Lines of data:

------------------------------------

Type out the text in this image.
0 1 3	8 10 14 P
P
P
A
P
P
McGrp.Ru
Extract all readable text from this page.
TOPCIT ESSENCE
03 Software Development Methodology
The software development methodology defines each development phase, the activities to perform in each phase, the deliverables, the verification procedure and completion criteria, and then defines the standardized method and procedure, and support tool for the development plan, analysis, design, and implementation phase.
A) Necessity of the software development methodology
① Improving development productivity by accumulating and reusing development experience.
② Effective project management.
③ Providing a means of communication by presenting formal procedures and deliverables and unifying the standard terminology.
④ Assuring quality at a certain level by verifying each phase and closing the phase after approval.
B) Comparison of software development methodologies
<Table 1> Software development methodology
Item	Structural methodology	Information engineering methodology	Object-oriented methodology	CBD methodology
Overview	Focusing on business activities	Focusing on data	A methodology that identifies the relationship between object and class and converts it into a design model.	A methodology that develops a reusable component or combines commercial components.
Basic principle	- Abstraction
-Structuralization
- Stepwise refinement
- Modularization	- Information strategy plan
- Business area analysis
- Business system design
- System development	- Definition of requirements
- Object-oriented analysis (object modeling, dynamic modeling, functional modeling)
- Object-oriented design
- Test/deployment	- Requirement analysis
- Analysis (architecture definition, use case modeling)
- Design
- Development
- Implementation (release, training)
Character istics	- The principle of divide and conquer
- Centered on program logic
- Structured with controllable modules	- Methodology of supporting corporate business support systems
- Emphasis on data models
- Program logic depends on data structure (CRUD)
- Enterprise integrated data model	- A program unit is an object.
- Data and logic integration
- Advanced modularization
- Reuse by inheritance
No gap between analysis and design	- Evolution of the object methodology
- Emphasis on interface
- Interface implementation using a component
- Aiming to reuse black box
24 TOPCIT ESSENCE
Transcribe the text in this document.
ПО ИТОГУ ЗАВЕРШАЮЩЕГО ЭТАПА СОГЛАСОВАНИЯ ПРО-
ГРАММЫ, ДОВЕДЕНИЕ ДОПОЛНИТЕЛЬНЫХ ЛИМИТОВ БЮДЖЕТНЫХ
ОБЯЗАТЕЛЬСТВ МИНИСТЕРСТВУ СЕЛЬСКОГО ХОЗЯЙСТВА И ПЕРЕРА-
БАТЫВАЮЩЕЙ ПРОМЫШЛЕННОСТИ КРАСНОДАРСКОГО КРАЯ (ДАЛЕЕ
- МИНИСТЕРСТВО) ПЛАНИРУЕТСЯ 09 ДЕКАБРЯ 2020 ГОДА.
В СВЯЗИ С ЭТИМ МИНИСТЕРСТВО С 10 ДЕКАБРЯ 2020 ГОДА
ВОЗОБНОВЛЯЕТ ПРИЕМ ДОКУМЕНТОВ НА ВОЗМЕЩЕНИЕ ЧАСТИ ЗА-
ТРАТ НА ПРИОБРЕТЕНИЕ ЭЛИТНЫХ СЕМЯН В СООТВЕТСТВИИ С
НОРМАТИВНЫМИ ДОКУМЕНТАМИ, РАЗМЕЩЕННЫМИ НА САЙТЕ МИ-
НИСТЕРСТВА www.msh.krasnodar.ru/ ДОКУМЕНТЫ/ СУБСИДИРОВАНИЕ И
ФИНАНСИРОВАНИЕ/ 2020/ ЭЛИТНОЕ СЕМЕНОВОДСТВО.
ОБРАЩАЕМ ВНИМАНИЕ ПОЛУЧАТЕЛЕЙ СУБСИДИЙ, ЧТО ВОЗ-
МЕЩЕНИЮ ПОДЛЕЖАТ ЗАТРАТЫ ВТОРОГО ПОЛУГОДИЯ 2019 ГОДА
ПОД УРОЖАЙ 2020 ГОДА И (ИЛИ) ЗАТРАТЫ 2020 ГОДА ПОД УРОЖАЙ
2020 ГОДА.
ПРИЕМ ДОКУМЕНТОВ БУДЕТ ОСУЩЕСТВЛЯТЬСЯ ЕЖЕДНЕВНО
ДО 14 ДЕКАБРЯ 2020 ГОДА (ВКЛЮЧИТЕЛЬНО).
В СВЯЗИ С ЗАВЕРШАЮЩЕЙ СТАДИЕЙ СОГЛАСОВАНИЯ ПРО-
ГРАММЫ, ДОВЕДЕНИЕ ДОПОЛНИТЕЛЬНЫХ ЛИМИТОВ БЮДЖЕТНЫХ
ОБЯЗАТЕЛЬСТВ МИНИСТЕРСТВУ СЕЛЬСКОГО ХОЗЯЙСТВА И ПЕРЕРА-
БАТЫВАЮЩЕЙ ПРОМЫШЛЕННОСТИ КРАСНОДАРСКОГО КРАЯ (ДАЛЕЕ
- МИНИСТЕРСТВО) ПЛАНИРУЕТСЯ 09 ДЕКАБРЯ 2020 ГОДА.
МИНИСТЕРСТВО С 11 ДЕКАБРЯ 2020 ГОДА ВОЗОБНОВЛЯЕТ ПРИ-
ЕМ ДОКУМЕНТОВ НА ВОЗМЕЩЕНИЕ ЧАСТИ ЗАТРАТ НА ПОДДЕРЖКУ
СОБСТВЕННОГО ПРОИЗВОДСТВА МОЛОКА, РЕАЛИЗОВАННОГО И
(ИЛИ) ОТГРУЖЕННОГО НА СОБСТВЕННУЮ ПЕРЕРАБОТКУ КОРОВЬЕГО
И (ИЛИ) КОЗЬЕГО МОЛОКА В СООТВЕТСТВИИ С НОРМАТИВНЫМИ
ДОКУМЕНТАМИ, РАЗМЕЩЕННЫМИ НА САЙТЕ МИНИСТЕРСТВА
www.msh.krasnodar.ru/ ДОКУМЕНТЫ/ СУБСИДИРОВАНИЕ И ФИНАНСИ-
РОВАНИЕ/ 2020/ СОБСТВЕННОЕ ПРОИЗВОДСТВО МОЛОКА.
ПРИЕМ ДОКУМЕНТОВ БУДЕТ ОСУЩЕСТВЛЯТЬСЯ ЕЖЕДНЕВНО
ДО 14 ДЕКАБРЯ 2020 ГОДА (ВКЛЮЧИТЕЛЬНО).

------------------------------------

• _WHAT IS EXPECTED_: Could you transcribe the records in full, exactly?

• _RESPONSE FOR THIS EXERCISE_:
Type out the text in this image.
0 1 3	8 10 14 P
P
P
A
P
P
McGrp.Ru
Extract all readable text from this page.
TOPCIT ESSENCE
03 Software Development Methodology
The software development methodology defines each development phase, the activities to perform in each phase, the deliverables, the verification procedure and completion criteria, and then defines the standardized method and procedure, and support tool for the development plan, analysis, design, and implementation phase.
A) Necessity of the software development methodology
① Improving development productivity by accumulating and reusing development experience.
② Effective project management.
③ Providing a means of communication by presenting formal procedures and deliverables and unifying the standard terminology.
④ Assuring quality at a certain level by verifying each phase and closing the phase after approval.
B) Comparison of software development methodologies
<Table 1> Software development methodology
Item	Structural methodology	Information engineering methodology	Object-oriented methodology	CBD methodology
Overview	Focusing on business activities	Focusing on data	A methodology that identifies the relationship between object and class and converts it into a design model.	A methodology that develops a reusable component or combines commercial components.
Basic principle	- Abstraction
-Structuralization
- Stepwise refinement
- Modularization	- Information strategy plan
- Business area analysis
- Business system design
- System development	- Definition of requirements
- Object-oriented analysis (object modeling, dynamic modeling, functional modeling)
- Object-oriented design
- Test/deployment	- Requirement analysis
- Analysis (architecture definition, use case modeling)
- Design
- Development
- Implementation (release, training)
Character istics	- The principle of divide and conquer
- Centered on program logic
- Structured with controllable modules	- Methodology of supporting corporate business support systems
- Emphasis on data models
- Program logic depends on data structure (CRUD)
- Enterprise integrated data model	- A program unit is an object.
- Data and logic integration
- Advanced modularization
- Reuse by inheritance
No gap between analysis and design	- Evolution of the object methodology
- Emphasis on interface
- Interface implementation using a component
- Aiming to reuse black box
24 TOPCIT ESSENCE
Transcribe the text in this document.
ПО ИТОГУ ЗАВЕРШАЮЩЕГО ЭТАПА СОГЛАСОВАНИЯ ПРО-
ГРАММЫ, ДОВЕДЕНИЕ ДОПОЛНИТЕЛЬНЫХ ЛИМИТОВ БЮДЖЕТНЫХ
ОБЯЗАТЕЛЬСТВ МИНИСТЕРСТВУ СЕЛЬСКОГО ХОЗЯЙСТВА И ПЕРЕРА-
БАТЫВАЮЩЕЙ ПРОМЫШЛЕННОСТИ КРАСНОДАРСКОГО КРАЯ (ДАЛЕЕ
- МИНИСТЕРСТВО) ПЛАНИРУЕТСЯ 09 ДЕКАБРЯ 2020 ГОДА.
В СВЯЗИ С ЭТИМ МИНИСТЕРСТВО С 10 ДЕКАБРЯ 2020 ГОДА
ВОЗОБНОВЛЯЕТ ПРИЕМ ДОКУМЕНТОВ НА ВОЗМЕЩЕНИЕ ЧАСТИ ЗА-
ТРАТ НА ПРИОБРЕТЕНИЕ ЭЛИТНЫХ СЕМЯН В СООТВЕТСТВИИ С
НОРМАТИВНЫМИ ДОКУМЕНТАМИ, РАЗМЕЩЕННЫМИ НА САЙТЕ МИ-
НИСТЕРСТВА www.msh.krasnodar.ru/ ДОКУМЕНТЫ/ СУБСИДИРОВАНИЕ И
ФИНАНСИРОВАНИЕ/ 2020/ ЭЛИТНОЕ СЕМЕНОВОДСТВО.
ОБРАЩАЕМ ВНИМАНИЕ ПОЛУЧАТЕЛЕЙ СУБСИДИЙ, ЧТО ВОЗ-
МЕЩЕНИЮ ПОДЛЕЖАТ ЗАТРАТЫ ВТОРОГО ПОЛУГОДИЯ 2019 ГОДА
ПОД УРОЖАЙ 2020 ГОДА И (ИЛИ) ЗАТРАТЫ 2020 ГОДА ПОД УРОЖАЙ
2020 ГОДА.
ПРИЕМ ДОКУМЕНТОВ БУДЕТ ОСУЩЕСТВЛЯТЬСЯ ЕЖЕДНЕВНО
ДО 14 ДЕКАБРЯ 2020 ГОДА (ВКЛЮЧИТЕЛЬНО).
В СВЯЗИ С ЗАВЕРШАЮЩЕЙ СТАДИЕЙ СОГЛАСОВАНИЯ ПРО-
ГРАММЫ, ДОВЕДЕНИЕ ДОПОЛНИТЕЛЬНЫХ ЛИМИТОВ БЮДЖЕТНЫХ
ОБЯЗАТЕЛЬСТВ МИНИСТЕРСТВУ СЕЛЬСКОГО ХОЗЯЙСТВА И ПЕРЕРА-
БАТЫВАЮЩЕЙ ПРОМЫШЛЕННОСТИ КРАСНОДАРСКОГО КРАЯ (ДАЛЕЕ
- МИНИСТЕРСТВО) ПЛАНИРУЕТСЯ 09 ДЕКАБРЯ 2020 ГОДА.
МИНИСТЕРСТВО С 11 ДЕКАБРЯ 2020 ГОДА ВОЗОБНОВЛЯЕТ ПРИ-
ЕМ ДОКУМЕНТОВ НА ВОЗМЕЩЕНИЕ ЧАСТИ ЗАТРАТ НА ПОДДЕРЖКУ
СОБСТВЕННОГО ПРОИЗВОДСТВА МОЛОКА, РЕАЛИЗОВАННОГО И
(ИЛИ) ОТГРУЖЕННОГО НА СОБСТВЕННУЮ ПЕРЕРАБОТКУ КОРОВЬЕГО
И (ИЛИ) КОЗЬЕГО МОЛОКА В СООТВЕТСТВИИ С НОРМАТИВНЫМИ
ДОКУМЕНТАМИ, РАЗМЕЩЕННЫМИ НА САЙТЕ МИНИСТЕРСТВА
www.msh.krasnodar.ru/ ДОКУМЕНТЫ/ СУБСИДИРОВАНИЕ И ФИНАНСИ-
РОВАНИЕ/ 2020/ СОБСТВЕННОЕ ПРОИЗВОДСТВО МОЛОКА.
ПРИЕМ ДОКУМЕНТОВ БУДЕТ ОСУЩЕСТВЛЯТЬСЯ ЕЖЕДНЕВНО
ДО 14 ДЕКАБРЯ 2020 ГОДА (ВКЛЮЧИТЕЛЬНО).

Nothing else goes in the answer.